**WHAT IS NEEDED**
List the lines of this listing that hold the word "calls".

**DATA PROVIDED**
— start —

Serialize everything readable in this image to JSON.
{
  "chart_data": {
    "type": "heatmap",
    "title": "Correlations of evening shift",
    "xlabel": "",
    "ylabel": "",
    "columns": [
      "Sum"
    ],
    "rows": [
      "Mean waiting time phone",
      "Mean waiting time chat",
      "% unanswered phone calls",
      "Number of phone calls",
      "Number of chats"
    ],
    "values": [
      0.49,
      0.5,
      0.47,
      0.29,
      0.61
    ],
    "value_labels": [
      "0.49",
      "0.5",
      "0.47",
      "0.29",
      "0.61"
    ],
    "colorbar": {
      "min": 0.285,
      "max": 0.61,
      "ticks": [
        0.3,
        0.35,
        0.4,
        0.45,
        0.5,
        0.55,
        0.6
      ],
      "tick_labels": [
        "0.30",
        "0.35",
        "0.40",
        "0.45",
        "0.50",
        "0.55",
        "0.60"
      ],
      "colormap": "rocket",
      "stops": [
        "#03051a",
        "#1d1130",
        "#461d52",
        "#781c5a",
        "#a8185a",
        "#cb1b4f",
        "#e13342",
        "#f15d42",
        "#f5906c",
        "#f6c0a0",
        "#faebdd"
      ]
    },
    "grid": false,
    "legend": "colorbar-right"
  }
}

— end —
— start —

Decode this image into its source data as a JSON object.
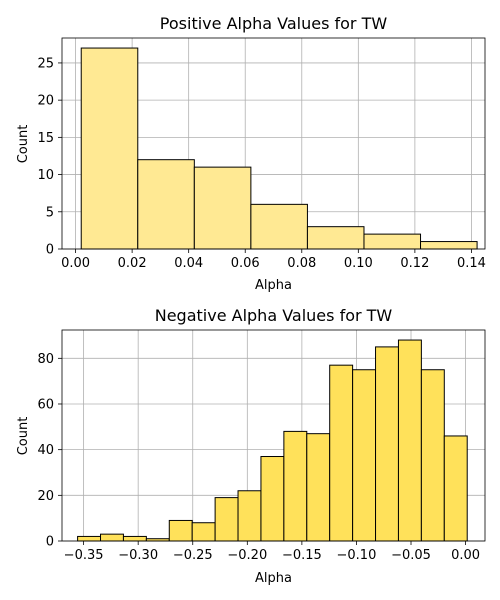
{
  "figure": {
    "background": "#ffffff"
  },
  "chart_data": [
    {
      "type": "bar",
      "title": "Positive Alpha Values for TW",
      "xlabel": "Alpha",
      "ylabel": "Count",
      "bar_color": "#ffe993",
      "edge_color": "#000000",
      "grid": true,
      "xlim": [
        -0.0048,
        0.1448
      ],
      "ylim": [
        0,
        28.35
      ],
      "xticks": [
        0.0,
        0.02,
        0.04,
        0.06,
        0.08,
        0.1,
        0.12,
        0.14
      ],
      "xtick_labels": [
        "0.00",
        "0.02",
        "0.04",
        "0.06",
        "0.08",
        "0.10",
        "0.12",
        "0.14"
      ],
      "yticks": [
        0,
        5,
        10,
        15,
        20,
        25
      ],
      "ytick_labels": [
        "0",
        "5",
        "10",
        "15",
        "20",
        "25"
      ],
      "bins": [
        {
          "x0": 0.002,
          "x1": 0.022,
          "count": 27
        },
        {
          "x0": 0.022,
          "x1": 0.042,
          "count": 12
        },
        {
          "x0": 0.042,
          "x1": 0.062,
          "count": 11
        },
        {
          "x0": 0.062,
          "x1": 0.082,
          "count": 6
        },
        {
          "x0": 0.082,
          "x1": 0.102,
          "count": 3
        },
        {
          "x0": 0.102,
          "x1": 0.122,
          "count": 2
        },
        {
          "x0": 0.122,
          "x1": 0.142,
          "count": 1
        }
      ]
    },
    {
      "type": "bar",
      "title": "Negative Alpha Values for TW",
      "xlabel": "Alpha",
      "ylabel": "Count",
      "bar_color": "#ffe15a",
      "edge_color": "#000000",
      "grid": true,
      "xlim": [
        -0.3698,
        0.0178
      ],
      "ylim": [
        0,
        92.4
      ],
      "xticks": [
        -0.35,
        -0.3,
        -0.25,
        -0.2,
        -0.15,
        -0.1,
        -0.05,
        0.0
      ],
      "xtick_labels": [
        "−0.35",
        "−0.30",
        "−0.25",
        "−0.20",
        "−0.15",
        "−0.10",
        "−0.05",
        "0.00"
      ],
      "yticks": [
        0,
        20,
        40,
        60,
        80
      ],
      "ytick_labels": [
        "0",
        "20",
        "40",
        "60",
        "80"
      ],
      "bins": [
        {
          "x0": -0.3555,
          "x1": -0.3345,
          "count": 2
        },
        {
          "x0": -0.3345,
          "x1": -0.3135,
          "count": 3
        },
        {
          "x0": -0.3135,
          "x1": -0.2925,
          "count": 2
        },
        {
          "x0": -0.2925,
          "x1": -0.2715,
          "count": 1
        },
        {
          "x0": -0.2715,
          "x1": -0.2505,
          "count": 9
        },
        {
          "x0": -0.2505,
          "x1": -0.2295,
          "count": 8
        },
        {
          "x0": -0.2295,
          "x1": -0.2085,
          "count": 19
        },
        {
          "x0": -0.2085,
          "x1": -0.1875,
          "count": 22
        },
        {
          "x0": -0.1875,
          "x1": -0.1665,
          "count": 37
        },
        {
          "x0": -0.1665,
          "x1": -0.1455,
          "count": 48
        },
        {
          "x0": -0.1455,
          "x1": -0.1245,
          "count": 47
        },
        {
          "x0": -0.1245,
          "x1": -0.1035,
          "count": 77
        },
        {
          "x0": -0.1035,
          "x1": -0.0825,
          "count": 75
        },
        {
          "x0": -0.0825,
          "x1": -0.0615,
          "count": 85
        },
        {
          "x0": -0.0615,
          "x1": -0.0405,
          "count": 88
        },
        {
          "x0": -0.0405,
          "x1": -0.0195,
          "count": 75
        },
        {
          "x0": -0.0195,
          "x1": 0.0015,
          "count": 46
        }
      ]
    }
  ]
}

— end —

**REPLY**
      "% unanswered phone calls",
      "Number of phone calls",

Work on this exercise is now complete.